WHAT TO WORK ON:
Scan the entries for the string "AGIM" and give the number of lines that have it, nothing further.

DATA ENTRIES:
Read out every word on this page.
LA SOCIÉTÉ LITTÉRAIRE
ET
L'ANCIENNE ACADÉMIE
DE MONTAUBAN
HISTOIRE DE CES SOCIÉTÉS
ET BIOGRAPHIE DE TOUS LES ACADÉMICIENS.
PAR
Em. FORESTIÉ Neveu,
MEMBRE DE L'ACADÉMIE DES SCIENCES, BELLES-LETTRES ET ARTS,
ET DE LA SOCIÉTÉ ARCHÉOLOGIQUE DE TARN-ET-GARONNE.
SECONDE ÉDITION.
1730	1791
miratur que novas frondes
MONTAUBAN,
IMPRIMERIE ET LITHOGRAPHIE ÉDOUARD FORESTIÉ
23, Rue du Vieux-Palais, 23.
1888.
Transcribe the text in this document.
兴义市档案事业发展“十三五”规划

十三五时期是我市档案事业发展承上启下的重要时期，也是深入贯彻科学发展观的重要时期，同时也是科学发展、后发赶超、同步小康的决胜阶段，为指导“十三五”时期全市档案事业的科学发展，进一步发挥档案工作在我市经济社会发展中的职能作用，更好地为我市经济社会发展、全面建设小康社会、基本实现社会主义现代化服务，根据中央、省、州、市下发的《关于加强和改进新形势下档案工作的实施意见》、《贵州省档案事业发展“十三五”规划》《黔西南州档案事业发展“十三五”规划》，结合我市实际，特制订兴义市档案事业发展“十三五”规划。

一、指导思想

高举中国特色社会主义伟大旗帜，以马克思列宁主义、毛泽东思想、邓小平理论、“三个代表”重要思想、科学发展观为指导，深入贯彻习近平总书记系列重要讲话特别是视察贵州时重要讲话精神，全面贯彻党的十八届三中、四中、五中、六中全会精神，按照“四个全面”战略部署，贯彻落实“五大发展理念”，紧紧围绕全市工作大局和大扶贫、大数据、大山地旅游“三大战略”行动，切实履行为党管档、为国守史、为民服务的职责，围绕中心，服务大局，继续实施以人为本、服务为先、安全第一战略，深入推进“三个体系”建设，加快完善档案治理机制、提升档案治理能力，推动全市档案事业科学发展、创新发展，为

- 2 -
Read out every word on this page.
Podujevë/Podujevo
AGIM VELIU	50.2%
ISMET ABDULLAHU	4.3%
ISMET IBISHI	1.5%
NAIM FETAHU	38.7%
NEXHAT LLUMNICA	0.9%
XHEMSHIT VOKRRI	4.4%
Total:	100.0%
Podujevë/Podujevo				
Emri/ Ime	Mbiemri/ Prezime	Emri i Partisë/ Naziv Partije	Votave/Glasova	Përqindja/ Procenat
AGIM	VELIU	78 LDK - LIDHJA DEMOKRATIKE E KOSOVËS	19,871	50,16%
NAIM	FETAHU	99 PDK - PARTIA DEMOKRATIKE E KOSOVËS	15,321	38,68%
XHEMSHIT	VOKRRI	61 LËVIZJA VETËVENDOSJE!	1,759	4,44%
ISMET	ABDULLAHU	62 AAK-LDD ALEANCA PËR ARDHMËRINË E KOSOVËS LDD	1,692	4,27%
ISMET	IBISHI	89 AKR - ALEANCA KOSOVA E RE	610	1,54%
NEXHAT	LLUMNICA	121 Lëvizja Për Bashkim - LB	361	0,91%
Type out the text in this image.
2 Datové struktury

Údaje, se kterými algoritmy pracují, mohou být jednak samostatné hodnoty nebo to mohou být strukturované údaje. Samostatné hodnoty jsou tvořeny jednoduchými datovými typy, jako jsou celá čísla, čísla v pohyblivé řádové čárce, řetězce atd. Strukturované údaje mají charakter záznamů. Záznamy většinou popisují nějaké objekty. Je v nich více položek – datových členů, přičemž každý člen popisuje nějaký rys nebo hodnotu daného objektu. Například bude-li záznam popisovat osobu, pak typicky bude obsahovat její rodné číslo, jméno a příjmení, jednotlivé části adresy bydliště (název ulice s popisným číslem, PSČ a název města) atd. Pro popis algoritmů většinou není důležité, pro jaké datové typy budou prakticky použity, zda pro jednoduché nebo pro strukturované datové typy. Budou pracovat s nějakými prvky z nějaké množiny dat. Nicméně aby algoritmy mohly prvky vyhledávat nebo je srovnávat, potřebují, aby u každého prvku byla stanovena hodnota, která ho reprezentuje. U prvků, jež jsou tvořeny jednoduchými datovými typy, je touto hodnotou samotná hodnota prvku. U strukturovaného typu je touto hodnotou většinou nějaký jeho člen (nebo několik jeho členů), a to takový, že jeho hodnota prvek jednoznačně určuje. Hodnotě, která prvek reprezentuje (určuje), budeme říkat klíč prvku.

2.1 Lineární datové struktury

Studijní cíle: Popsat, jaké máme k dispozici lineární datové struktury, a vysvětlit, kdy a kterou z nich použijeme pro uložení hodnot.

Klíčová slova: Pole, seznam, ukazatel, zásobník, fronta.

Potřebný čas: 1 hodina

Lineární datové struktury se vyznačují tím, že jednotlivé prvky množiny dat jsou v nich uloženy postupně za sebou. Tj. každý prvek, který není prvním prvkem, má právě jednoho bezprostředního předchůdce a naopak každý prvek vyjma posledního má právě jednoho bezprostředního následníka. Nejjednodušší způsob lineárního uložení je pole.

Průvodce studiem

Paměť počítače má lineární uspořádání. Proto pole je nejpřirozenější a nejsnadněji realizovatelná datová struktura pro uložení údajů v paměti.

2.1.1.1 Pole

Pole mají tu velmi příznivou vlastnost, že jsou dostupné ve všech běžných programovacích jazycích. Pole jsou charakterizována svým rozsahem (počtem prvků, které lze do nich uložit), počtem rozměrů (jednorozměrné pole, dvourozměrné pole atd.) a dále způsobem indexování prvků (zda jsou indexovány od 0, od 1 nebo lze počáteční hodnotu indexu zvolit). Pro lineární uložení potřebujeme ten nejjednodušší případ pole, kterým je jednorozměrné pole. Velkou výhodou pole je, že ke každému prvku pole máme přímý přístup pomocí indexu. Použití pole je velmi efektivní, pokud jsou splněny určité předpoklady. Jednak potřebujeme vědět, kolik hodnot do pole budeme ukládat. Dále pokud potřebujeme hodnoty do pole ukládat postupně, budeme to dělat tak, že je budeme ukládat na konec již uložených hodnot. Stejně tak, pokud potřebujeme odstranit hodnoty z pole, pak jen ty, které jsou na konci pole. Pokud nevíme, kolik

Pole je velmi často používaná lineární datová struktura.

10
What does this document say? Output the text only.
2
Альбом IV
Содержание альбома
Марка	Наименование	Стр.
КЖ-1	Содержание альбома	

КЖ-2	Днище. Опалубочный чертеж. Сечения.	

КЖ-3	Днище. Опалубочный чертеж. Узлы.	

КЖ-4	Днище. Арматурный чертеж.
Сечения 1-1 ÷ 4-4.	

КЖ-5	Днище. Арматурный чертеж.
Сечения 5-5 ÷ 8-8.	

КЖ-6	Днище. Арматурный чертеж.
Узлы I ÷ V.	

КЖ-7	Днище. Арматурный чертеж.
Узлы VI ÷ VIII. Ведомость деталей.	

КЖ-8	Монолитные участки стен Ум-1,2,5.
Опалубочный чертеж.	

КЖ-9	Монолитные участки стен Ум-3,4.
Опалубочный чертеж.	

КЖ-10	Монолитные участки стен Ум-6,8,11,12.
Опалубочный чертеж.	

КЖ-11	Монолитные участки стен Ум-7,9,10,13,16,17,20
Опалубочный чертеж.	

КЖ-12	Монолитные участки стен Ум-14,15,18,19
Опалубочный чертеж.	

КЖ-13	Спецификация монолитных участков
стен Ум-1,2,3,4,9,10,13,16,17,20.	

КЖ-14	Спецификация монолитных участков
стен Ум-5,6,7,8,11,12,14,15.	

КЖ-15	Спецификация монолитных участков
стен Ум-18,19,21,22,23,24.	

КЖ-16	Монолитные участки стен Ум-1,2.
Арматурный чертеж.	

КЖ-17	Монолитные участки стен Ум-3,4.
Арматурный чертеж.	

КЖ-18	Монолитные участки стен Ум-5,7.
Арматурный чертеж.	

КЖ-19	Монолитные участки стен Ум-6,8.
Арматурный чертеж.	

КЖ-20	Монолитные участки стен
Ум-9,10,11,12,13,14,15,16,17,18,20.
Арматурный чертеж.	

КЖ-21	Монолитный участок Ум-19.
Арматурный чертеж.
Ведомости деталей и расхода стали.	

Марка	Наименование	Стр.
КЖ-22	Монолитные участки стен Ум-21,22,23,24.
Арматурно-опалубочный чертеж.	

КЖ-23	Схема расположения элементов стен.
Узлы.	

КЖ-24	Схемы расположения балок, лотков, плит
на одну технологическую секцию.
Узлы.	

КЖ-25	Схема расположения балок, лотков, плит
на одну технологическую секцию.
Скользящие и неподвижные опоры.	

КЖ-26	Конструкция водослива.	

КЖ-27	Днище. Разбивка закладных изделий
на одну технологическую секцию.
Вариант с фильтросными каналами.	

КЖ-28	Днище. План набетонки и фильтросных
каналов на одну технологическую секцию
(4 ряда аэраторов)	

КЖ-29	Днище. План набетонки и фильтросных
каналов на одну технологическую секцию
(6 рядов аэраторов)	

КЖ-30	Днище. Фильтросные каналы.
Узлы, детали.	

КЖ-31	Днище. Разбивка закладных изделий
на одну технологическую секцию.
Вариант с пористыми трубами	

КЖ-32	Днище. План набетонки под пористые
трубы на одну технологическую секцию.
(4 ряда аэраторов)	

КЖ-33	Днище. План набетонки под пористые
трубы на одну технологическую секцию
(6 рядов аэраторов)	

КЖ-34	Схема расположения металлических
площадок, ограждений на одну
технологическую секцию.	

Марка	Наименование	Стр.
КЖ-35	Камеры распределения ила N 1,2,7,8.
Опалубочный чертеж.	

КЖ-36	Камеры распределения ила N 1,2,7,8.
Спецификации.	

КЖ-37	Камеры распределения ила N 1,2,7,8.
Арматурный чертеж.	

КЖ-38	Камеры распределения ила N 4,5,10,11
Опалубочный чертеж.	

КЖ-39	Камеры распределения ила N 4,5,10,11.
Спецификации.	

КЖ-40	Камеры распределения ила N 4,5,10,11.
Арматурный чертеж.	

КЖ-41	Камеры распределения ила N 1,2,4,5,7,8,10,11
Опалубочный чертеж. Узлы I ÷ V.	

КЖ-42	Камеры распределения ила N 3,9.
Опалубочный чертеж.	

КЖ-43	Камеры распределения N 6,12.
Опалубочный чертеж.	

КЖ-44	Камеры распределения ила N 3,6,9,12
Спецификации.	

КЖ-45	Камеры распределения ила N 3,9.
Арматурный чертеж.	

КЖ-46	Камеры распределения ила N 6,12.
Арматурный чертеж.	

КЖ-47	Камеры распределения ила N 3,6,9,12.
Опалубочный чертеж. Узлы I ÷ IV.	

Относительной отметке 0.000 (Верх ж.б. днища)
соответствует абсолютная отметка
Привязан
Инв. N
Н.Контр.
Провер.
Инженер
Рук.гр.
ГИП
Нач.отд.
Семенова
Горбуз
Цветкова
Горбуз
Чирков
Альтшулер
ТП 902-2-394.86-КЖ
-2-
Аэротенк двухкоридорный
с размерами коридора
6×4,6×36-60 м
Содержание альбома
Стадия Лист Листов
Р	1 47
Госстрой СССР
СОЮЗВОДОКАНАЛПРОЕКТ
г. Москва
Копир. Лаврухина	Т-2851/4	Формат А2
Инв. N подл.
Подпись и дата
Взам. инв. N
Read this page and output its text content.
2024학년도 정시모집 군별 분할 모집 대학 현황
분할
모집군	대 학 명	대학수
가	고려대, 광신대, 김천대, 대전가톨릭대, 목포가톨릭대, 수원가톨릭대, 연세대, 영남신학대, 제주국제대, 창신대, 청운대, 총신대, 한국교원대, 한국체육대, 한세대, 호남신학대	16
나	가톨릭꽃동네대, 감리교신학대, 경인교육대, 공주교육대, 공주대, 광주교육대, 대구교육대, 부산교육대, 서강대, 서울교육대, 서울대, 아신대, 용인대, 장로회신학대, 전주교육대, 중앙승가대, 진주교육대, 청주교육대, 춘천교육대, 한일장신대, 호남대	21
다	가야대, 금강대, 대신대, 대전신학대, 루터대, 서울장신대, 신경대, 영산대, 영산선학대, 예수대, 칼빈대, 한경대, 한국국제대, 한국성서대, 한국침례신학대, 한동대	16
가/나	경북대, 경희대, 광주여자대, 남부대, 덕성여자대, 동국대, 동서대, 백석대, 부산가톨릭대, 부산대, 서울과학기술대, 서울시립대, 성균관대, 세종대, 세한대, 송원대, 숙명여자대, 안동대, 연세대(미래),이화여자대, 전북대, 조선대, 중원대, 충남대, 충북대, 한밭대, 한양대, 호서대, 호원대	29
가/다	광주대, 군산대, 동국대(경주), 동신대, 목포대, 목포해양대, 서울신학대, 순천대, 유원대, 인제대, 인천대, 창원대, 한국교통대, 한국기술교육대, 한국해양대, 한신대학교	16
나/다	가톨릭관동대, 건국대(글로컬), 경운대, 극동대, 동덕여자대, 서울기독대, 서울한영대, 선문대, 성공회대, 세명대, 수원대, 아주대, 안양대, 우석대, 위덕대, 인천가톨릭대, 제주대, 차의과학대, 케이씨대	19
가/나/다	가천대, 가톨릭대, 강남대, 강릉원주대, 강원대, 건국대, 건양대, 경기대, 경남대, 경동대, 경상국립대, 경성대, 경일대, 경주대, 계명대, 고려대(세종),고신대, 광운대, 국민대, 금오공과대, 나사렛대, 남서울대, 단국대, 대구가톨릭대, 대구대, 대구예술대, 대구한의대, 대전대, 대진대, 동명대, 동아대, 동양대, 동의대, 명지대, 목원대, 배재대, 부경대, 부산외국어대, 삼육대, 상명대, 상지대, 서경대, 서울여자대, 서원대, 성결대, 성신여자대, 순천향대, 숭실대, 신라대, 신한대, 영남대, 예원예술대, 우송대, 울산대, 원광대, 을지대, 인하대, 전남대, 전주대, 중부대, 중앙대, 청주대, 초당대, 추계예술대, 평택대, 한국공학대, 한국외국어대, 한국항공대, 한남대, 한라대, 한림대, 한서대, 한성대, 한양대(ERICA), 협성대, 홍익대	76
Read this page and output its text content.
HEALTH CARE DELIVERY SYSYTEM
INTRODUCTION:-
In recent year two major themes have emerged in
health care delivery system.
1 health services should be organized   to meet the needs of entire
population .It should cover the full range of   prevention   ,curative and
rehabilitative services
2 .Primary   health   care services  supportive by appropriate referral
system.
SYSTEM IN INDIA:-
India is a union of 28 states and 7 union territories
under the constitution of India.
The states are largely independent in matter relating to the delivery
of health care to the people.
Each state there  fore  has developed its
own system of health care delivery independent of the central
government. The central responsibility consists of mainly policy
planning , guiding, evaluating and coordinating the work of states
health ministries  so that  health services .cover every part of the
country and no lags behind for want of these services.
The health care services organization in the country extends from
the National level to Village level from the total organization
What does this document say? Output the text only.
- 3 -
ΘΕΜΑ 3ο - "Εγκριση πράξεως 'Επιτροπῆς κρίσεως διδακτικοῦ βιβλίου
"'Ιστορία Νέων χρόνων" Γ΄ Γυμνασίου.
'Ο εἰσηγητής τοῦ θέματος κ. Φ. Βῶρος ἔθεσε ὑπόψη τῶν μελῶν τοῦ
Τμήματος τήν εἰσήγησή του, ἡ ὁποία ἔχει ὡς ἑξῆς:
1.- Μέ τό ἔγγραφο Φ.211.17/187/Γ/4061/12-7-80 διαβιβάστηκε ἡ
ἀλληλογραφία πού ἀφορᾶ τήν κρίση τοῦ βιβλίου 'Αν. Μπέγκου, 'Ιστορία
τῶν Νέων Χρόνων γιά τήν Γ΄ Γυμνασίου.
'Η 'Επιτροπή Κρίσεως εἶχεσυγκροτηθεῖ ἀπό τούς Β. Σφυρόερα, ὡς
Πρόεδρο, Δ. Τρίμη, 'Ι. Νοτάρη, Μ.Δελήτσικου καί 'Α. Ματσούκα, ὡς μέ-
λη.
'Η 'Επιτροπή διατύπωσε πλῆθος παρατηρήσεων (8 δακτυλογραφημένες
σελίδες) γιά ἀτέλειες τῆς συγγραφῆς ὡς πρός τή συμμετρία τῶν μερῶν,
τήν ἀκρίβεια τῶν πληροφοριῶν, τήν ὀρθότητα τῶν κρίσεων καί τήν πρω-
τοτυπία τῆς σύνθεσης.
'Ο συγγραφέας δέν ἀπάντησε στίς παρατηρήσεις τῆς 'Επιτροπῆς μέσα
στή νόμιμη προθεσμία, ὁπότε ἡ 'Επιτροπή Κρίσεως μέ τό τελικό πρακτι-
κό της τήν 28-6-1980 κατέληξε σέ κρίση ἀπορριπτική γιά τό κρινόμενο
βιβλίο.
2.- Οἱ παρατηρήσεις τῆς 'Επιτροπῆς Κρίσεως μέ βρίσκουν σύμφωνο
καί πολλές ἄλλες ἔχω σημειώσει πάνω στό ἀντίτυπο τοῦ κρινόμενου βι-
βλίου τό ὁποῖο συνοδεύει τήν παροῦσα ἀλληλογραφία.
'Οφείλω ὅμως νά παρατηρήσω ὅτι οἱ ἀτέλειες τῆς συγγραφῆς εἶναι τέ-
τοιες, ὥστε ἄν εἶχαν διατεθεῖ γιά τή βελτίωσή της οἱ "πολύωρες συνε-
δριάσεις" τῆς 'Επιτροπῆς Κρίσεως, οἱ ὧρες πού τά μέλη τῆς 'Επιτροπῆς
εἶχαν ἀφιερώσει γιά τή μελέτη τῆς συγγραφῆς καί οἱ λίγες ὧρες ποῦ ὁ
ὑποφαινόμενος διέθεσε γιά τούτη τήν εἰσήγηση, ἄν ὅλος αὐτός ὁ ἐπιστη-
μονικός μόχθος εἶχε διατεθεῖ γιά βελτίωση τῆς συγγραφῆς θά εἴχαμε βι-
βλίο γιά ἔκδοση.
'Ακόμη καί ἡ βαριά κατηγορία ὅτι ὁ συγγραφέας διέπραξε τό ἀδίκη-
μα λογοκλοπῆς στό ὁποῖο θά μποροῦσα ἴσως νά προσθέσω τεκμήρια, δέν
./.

OUTPUT OF THE EXERCISE:
2